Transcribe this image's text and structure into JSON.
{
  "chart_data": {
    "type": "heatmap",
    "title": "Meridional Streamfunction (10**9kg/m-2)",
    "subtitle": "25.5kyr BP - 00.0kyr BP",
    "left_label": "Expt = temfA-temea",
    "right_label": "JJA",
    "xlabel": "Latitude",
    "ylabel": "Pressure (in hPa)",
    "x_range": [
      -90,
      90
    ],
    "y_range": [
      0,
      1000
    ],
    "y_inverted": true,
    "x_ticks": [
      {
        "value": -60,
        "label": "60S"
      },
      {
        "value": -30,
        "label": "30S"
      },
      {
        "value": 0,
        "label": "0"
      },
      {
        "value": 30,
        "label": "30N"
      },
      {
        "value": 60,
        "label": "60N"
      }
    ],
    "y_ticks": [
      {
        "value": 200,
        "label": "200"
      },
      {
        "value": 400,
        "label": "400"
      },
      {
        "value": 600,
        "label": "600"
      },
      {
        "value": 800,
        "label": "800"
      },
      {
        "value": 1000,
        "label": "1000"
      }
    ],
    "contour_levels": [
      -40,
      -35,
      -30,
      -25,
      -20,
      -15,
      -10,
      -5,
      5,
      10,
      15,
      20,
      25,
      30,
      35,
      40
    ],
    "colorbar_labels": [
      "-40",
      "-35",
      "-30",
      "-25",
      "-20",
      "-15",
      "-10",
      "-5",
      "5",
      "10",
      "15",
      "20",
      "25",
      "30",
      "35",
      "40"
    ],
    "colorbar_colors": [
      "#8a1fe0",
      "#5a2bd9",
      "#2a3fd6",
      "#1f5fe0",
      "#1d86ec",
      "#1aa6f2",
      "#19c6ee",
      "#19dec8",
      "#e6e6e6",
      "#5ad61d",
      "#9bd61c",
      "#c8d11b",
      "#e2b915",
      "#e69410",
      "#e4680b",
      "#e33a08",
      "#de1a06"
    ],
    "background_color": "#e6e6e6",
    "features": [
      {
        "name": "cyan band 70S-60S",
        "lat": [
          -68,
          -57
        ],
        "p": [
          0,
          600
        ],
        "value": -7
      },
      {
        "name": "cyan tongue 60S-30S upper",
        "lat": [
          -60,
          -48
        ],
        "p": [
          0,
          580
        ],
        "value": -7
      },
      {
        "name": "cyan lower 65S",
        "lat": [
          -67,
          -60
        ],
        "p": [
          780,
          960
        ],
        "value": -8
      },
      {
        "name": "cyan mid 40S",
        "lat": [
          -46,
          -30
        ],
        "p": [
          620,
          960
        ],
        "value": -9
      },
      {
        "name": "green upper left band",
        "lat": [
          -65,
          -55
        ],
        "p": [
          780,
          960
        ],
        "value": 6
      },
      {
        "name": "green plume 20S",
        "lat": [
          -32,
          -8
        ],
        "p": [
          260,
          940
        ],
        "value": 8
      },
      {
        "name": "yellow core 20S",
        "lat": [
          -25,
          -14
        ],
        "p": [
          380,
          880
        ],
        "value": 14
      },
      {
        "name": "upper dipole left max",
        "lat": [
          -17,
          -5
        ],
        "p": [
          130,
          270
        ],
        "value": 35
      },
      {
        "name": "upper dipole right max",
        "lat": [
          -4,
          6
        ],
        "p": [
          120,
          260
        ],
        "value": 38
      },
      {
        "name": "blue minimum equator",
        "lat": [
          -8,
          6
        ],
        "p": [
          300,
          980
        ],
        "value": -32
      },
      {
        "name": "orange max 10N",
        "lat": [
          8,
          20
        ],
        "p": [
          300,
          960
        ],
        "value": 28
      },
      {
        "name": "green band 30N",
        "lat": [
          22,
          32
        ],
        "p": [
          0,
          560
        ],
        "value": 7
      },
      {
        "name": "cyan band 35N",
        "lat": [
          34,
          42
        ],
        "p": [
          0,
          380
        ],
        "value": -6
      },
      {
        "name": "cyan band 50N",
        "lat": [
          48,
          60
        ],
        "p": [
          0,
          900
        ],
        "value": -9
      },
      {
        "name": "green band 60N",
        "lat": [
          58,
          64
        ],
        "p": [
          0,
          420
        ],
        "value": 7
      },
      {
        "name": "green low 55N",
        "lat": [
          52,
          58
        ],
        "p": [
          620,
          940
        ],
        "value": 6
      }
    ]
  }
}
+--
### Task
Find how many lines in the records contain the string "dipole", then give the number alone.

### Task response
2